INPUT MATERIAL

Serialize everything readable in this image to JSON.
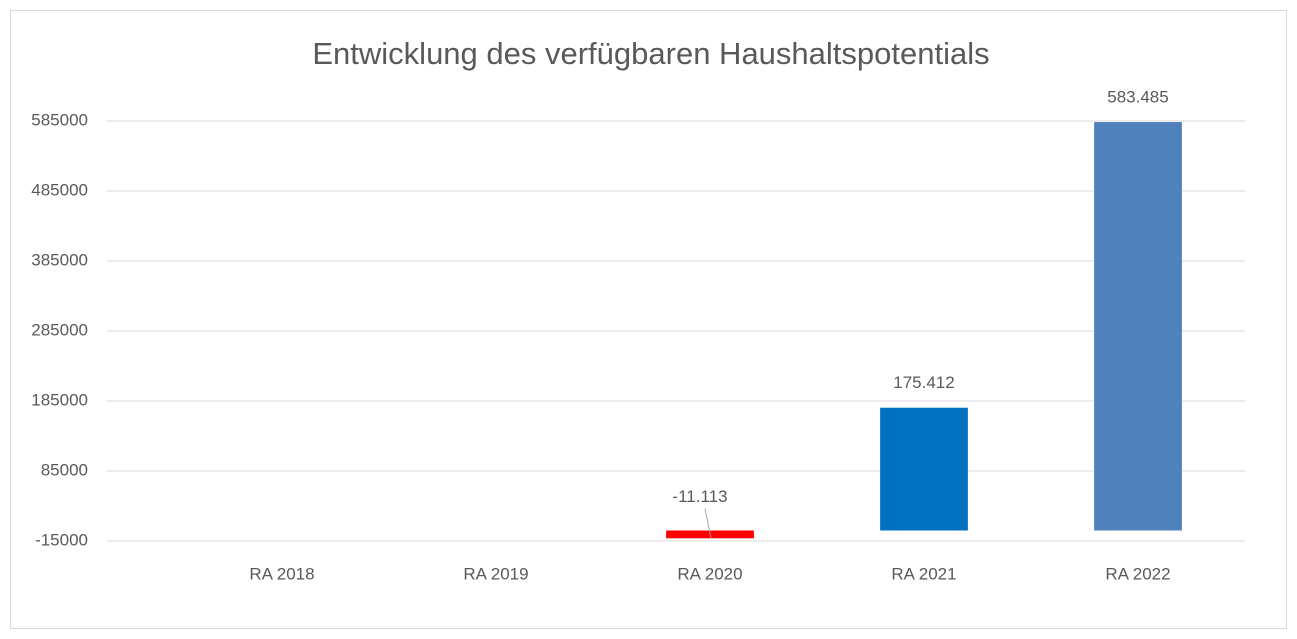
{
  "chart_data": {
    "type": "bar",
    "title": "Entwicklung des verfügbaren Haushaltspotentials",
    "categories": [
      "RA 2018",
      "RA 2019",
      "RA 2020",
      "RA 2021",
      "RA 2022"
    ],
    "values": [
      null,
      null,
      -11113,
      175412,
      583485
    ],
    "value_labels": [
      null,
      null,
      "-11.113",
      "175.412",
      "583.485"
    ],
    "colors": [
      null,
      null,
      "#ff0000",
      "#0070c0",
      "#4f81bd"
    ],
    "ylim": [
      -15000,
      585000
    ],
    "yticks": [
      -15000,
      85000,
      185000,
      285000,
      385000,
      485000,
      585000
    ],
    "grid": true
  }
}
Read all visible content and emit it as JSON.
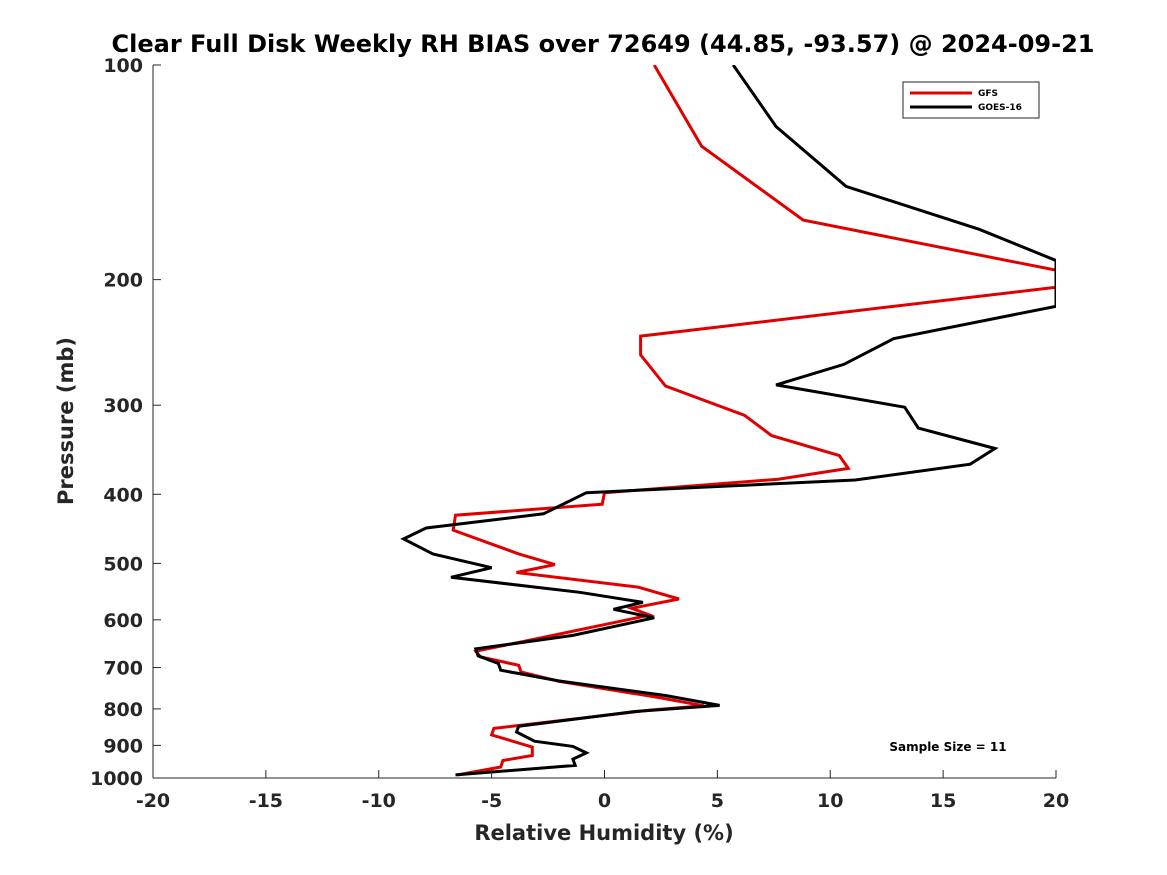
{
  "chart_data": {
    "type": "line",
    "title": "Clear Full Disk Weekly RH BIAS over 72649 (44.85, -93.57) @ 2024-09-21",
    "xlabel": "Relative Humidity (%)",
    "ylabel": "Pressure (mb)",
    "xlim": [
      -20,
      20
    ],
    "ylim": [
      100,
      1000
    ],
    "y_scale": "log",
    "y_reversed": true,
    "x_ticks": [
      -20,
      -15,
      -10,
      -5,
      0,
      5,
      10,
      15,
      20
    ],
    "y_ticks": [
      100,
      200,
      300,
      400,
      500,
      600,
      700,
      800,
      900,
      1000
    ],
    "grid": false,
    "legend_position": "top-right",
    "annotation": "Sample Size = 11",
    "series": [
      {
        "name": "GFS",
        "color": "#e00000",
        "x": [
          2.2,
          4.3,
          8.8,
          20.0,
          20.0,
          1.6,
          1.6,
          2.7,
          6.2,
          7.4,
          10.4,
          10.8,
          7.7,
          0.0,
          -0.1,
          -6.6,
          -6.7,
          -3.8,
          -2.2,
          -3.9,
          1.5,
          3.3,
          1.2,
          2.0,
          -2.6,
          -5.7,
          -5.5,
          -3.8,
          -3.7,
          -2.0,
          2.3,
          4.4,
          2.0,
          -4.9,
          -5.0,
          -3.2,
          -3.2,
          -4.5,
          -4.6,
          -6.5
        ],
        "y": [
          100,
          130,
          165,
          194,
          205,
          240,
          255,
          282,
          310,
          331,
          353,
          368,
          381,
          398,
          413,
          428,
          449,
          485,
          502,
          515,
          540,
          561,
          578,
          591,
          634,
          664,
          676,
          695,
          710,
          732,
          770,
          792,
          803,
          852,
          870,
          905,
          930,
          945,
          965,
          990
        ]
      },
      {
        "name": "GOES-16",
        "color": "#000000",
        "x": [
          5.7,
          7.6,
          10.7,
          16.6,
          20.0,
          20.0,
          12.8,
          10.6,
          7.6,
          13.3,
          13.9,
          17.3,
          16.2,
          11.1,
          -0.8,
          -2.7,
          -7.9,
          -8.9,
          -7.6,
          -5.0,
          -6.8,
          -1.1,
          1.7,
          0.4,
          2.2,
          -1.4,
          -5.7,
          -5.6,
          -4.7,
          -4.6,
          -2.0,
          2.7,
          5.1,
          1.3,
          -3.8,
          -3.9,
          -3.1,
          -1.4,
          -0.8,
          -1.4,
          -1.3,
          -6.6
        ],
        "y": [
          100,
          122,
          148,
          170,
          188,
          218,
          242,
          263,
          281,
          302,
          323,
          345,
          363,
          382,
          398,
          426,
          446,
          462,
          485,
          507,
          523,
          549,
          567,
          580,
          596,
          631,
          659,
          674,
          691,
          706,
          731,
          766,
          791,
          807,
          846,
          862,
          888,
          903,
          922,
          941,
          960,
          990
        ]
      }
    ]
  }
}
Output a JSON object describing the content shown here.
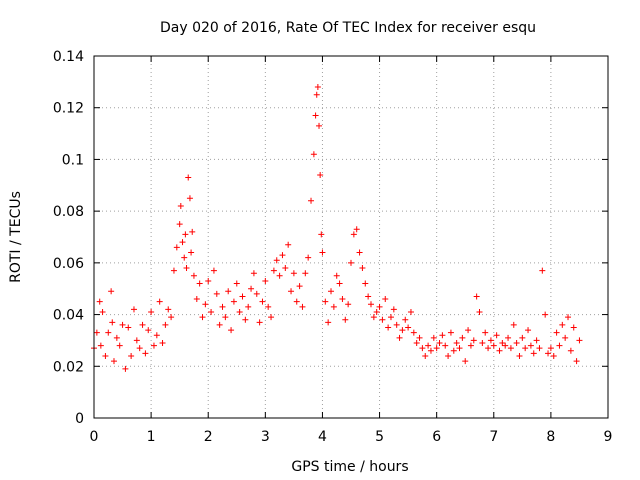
{
  "chart_data": {
    "type": "scatter",
    "title": "Day 020 of 2016, Rate Of TEC Index for receiver esqu",
    "xlabel": "GPS time / hours",
    "ylabel": "ROTI / TECUs",
    "xlim": [
      0,
      9
    ],
    "ylim": [
      0,
      0.14
    ],
    "xticks": [
      0,
      1,
      2,
      3,
      4,
      5,
      6,
      7,
      8,
      9
    ],
    "yticks": [
      0,
      0.02,
      0.04,
      0.06,
      0.08,
      0.1,
      0.12,
      0.14
    ],
    "xtick_labels": [
      "0",
      "1",
      "2",
      "3",
      "4",
      "5",
      "6",
      "7",
      "8",
      "9"
    ],
    "ytick_labels": [
      "0",
      "0.02",
      "0.04",
      "0.06",
      "0.08",
      "0.1",
      "0.12",
      "0.14"
    ],
    "grid": true,
    "marker": "+",
    "color": "#ff0000",
    "series": [
      {
        "name": "ROTI",
        "x": [
          0.0,
          0.05,
          0.1,
          0.12,
          0.15,
          0.2,
          0.25,
          0.3,
          0.32,
          0.35,
          0.4,
          0.45,
          0.5,
          0.55,
          0.6,
          0.65,
          0.7,
          0.75,
          0.8,
          0.85,
          0.9,
          0.95,
          1.0,
          1.05,
          1.1,
          1.15,
          1.2,
          1.25,
          1.3,
          1.35,
          1.4,
          1.45,
          1.5,
          1.52,
          1.55,
          1.58,
          1.6,
          1.62,
          1.65,
          1.68,
          1.7,
          1.72,
          1.75,
          1.8,
          1.85,
          1.9,
          1.95,
          2.0,
          2.05,
          2.1,
          2.15,
          2.2,
          2.25,
          2.3,
          2.35,
          2.4,
          2.45,
          2.5,
          2.55,
          2.6,
          2.65,
          2.7,
          2.75,
          2.8,
          2.85,
          2.9,
          2.95,
          3.0,
          3.05,
          3.1,
          3.15,
          3.2,
          3.25,
          3.3,
          3.35,
          3.4,
          3.45,
          3.5,
          3.55,
          3.6,
          3.65,
          3.7,
          3.75,
          3.8,
          3.85,
          3.88,
          3.9,
          3.92,
          3.94,
          3.96,
          3.98,
          4.0,
          4.05,
          4.1,
          4.15,
          4.2,
          4.25,
          4.3,
          4.35,
          4.4,
          4.45,
          4.5,
          4.55,
          4.6,
          4.65,
          4.7,
          4.75,
          4.8,
          4.85,
          4.9,
          4.95,
          5.0,
          5.05,
          5.1,
          5.15,
          5.2,
          5.25,
          5.3,
          5.35,
          5.4,
          5.45,
          5.5,
          5.55,
          5.6,
          5.65,
          5.7,
          5.75,
          5.8,
          5.85,
          5.9,
          5.95,
          6.0,
          6.05,
          6.1,
          6.15,
          6.2,
          6.25,
          6.3,
          6.35,
          6.4,
          6.45,
          6.5,
          6.55,
          6.6,
          6.65,
          6.7,
          6.75,
          6.8,
          6.85,
          6.9,
          6.95,
          7.0,
          7.05,
          7.1,
          7.15,
          7.2,
          7.25,
          7.3,
          7.35,
          7.4,
          7.45,
          7.5,
          7.55,
          7.6,
          7.65,
          7.7,
          7.75,
          7.8,
          7.85,
          7.9,
          7.95,
          8.0,
          8.05,
          8.1,
          8.15,
          8.2,
          8.25,
          8.3,
          8.35,
          8.4,
          8.45,
          8.5
        ],
        "y": [
          0.027,
          0.033,
          0.045,
          0.028,
          0.041,
          0.024,
          0.033,
          0.049,
          0.037,
          0.022,
          0.031,
          0.028,
          0.036,
          0.019,
          0.035,
          0.024,
          0.042,
          0.03,
          0.027,
          0.036,
          0.025,
          0.034,
          0.041,
          0.028,
          0.032,
          0.045,
          0.029,
          0.036,
          0.042,
          0.039,
          0.057,
          0.066,
          0.075,
          0.082,
          0.068,
          0.062,
          0.071,
          0.058,
          0.093,
          0.085,
          0.064,
          0.072,
          0.055,
          0.046,
          0.052,
          0.039,
          0.044,
          0.053,
          0.041,
          0.057,
          0.048,
          0.036,
          0.043,
          0.039,
          0.049,
          0.034,
          0.045,
          0.052,
          0.041,
          0.047,
          0.038,
          0.043,
          0.05,
          0.056,
          0.048,
          0.037,
          0.045,
          0.053,
          0.043,
          0.039,
          0.057,
          0.061,
          0.055,
          0.063,
          0.058,
          0.067,
          0.049,
          0.056,
          0.045,
          0.051,
          0.043,
          0.056,
          0.062,
          0.084,
          0.102,
          0.117,
          0.125,
          0.128,
          0.113,
          0.094,
          0.071,
          0.064,
          0.045,
          0.037,
          0.049,
          0.043,
          0.055,
          0.052,
          0.046,
          0.038,
          0.044,
          0.06,
          0.071,
          0.073,
          0.064,
          0.058,
          0.052,
          0.047,
          0.044,
          0.039,
          0.041,
          0.043,
          0.038,
          0.046,
          0.035,
          0.039,
          0.042,
          0.036,
          0.031,
          0.034,
          0.038,
          0.035,
          0.041,
          0.033,
          0.029,
          0.031,
          0.027,
          0.024,
          0.028,
          0.026,
          0.031,
          0.027,
          0.029,
          0.032,
          0.028,
          0.024,
          0.033,
          0.026,
          0.029,
          0.027,
          0.031,
          0.022,
          0.034,
          0.028,
          0.03,
          0.047,
          0.041,
          0.029,
          0.033,
          0.027,
          0.03,
          0.028,
          0.032,
          0.026,
          0.029,
          0.028,
          0.031,
          0.027,
          0.036,
          0.029,
          0.024,
          0.031,
          0.027,
          0.034,
          0.028,
          0.025,
          0.03,
          0.027,
          0.057,
          0.04,
          0.025,
          0.027,
          0.024,
          0.033,
          0.028,
          0.036,
          0.031,
          0.039,
          0.026,
          0.035,
          0.022,
          0.03
        ]
      }
    ]
  }
}
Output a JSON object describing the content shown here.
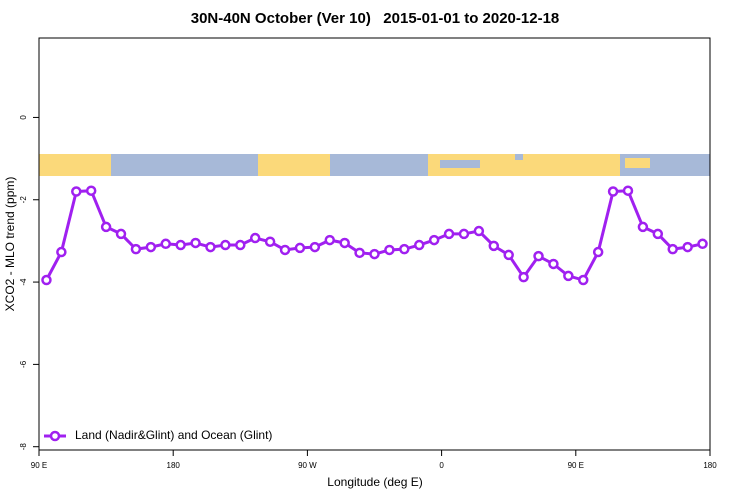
{
  "chart_data": {
    "type": "line",
    "title": "30N-40N October (Ver 10)   2015-01-01 to 2020-12-18",
    "x_label": "Longitude (deg E)",
    "y_label": "XCO2 - MLO trend (ppm)",
    "x": [
      95,
      105,
      115,
      125,
      135,
      145,
      155,
      165,
      175,
      185,
      195,
      205,
      215,
      225,
      235,
      245,
      255,
      265,
      275,
      285,
      295,
      305,
      315,
      325,
      335,
      345,
      355,
      365,
      375,
      385,
      395,
      405,
      415,
      425,
      435,
      445,
      455,
      465,
      475,
      485,
      495,
      505,
      515,
      525,
      535
    ],
    "series": [
      {
        "name": "Land (Nadir&Glint) and Ocean (Glint)",
        "color": "#a020f0",
        "values": [
          -3.95,
          -3.27,
          -1.8,
          -1.78,
          -2.66,
          -2.83,
          -3.2,
          -3.15,
          -3.07,
          -3.1,
          -3.05,
          -3.15,
          -3.1,
          -3.1,
          -2.93,
          -3.02,
          -3.22,
          -3.17,
          -3.15,
          -2.98,
          -3.05,
          -3.29,
          -3.32,
          -3.22,
          -3.2,
          -3.1,
          -2.98,
          -2.83,
          -2.83,
          -2.76,
          -3.12,
          -3.34,
          -3.88,
          -3.37,
          -3.56,
          -3.85,
          -3.95,
          -3.27,
          -1.8,
          -1.78,
          -2.66,
          -2.83,
          -3.2,
          -3.15,
          -3.07
        ]
      }
    ],
    "xlim": [
      90,
      540
    ],
    "xticks": [
      {
        "value": 90,
        "label": "90 E"
      },
      {
        "value": 180,
        "label": "180"
      },
      {
        "value": 270,
        "label": "90 W"
      },
      {
        "value": 360,
        "label": "0"
      },
      {
        "value": 450,
        "label": "90 E"
      },
      {
        "value": 540,
        "label": "180"
      }
    ],
    "ylim": [
      -8.08,
      1.93
    ],
    "yticks": [
      0,
      -2,
      -4,
      -6,
      -8
    ],
    "legend": "lower left"
  }
}
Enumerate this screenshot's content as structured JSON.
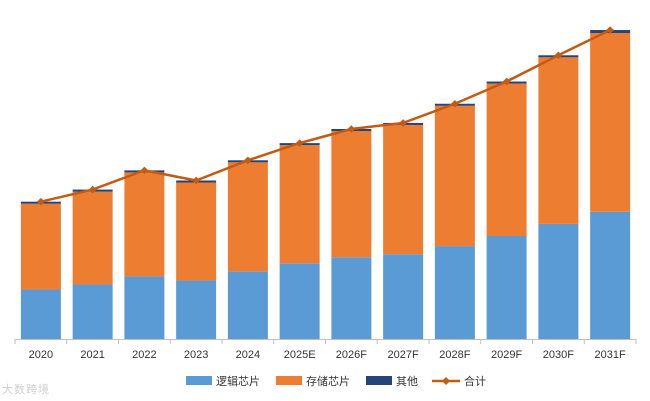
{
  "chart_data": {
    "type": "bar",
    "stacked": true,
    "categories": [
      "2020",
      "2021",
      "2022",
      "2023",
      "2024",
      "2025E",
      "2026F",
      "2027F",
      "2028F",
      "2029F",
      "2030F",
      "2031F"
    ],
    "series": [
      {
        "name": "逻辑芯片",
        "color": "#5b9bd5",
        "values": [
          49,
          54,
          62,
          58,
          67,
          75,
          81,
          84,
          92,
          102,
          114,
          126
        ]
      },
      {
        "name": "存储芯片",
        "color": "#ed7d31",
        "values": [
          85,
          92,
          103,
          97,
          108,
          117,
          125,
          128,
          139,
          151,
          165,
          177
        ]
      },
      {
        "name": "其他",
        "color": "#264478",
        "values": [
          2,
          2,
          2,
          2,
          2,
          2,
          2,
          2,
          2,
          2,
          2,
          3
        ]
      }
    ],
    "line": {
      "name": "合计",
      "color": "#c55a11",
      "values": [
        136,
        148,
        167,
        157,
        177,
        194,
        208,
        214,
        233,
        255,
        281,
        306
      ]
    },
    "ylim": [
      0,
      310
    ],
    "grid": false,
    "legend_position": "bottom",
    "title": "",
    "xlabel": "",
    "ylabel": ""
  },
  "watermark": "大数跨境"
}
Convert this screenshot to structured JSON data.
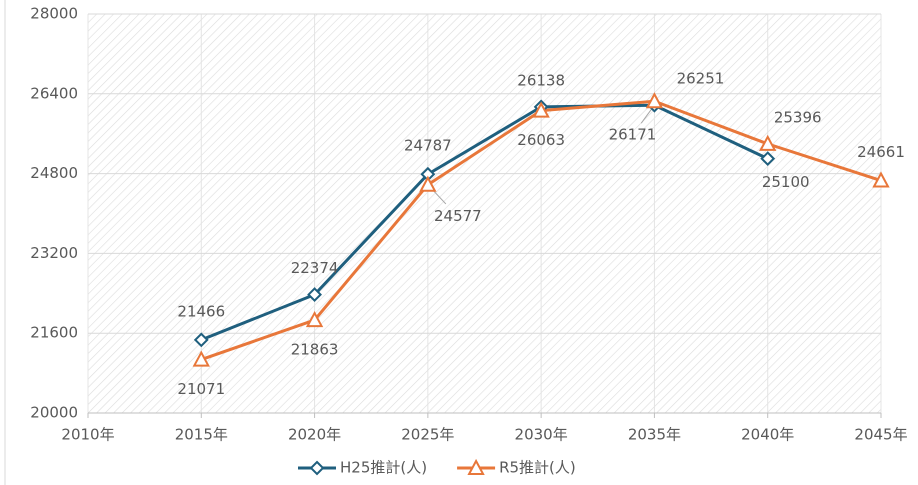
{
  "chart_data": {
    "type": "line",
    "categories": [
      "2010年",
      "2015年",
      "2020年",
      "2025年",
      "2030年",
      "2035年",
      "2040年",
      "2045年"
    ],
    "series": [
      {
        "name": "H25推計(人)",
        "color": "#1f5f7e",
        "marker": "diamond",
        "values": [
          null,
          21466,
          22374,
          24787,
          26138,
          26171,
          25100,
          null
        ]
      },
      {
        "name": "R5推計(人)",
        "color": "#e8773a",
        "marker": "triangle",
        "values": [
          null,
          21071,
          21863,
          24577,
          26063,
          26251,
          25396,
          24661
        ]
      }
    ],
    "ylim": [
      20000,
      28000
    ],
    "yticks": [
      20000,
      21600,
      23200,
      24800,
      26400,
      28000
    ],
    "grid": true,
    "legend": "bottom"
  }
}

TASK PROMPT
From the data above, copy each line that has the string "true".

RESPONSE TO THE TASK
    "grid": true
    "y_reversed": true,
    "grid": true,
    "stacked": true,
    "grid": true,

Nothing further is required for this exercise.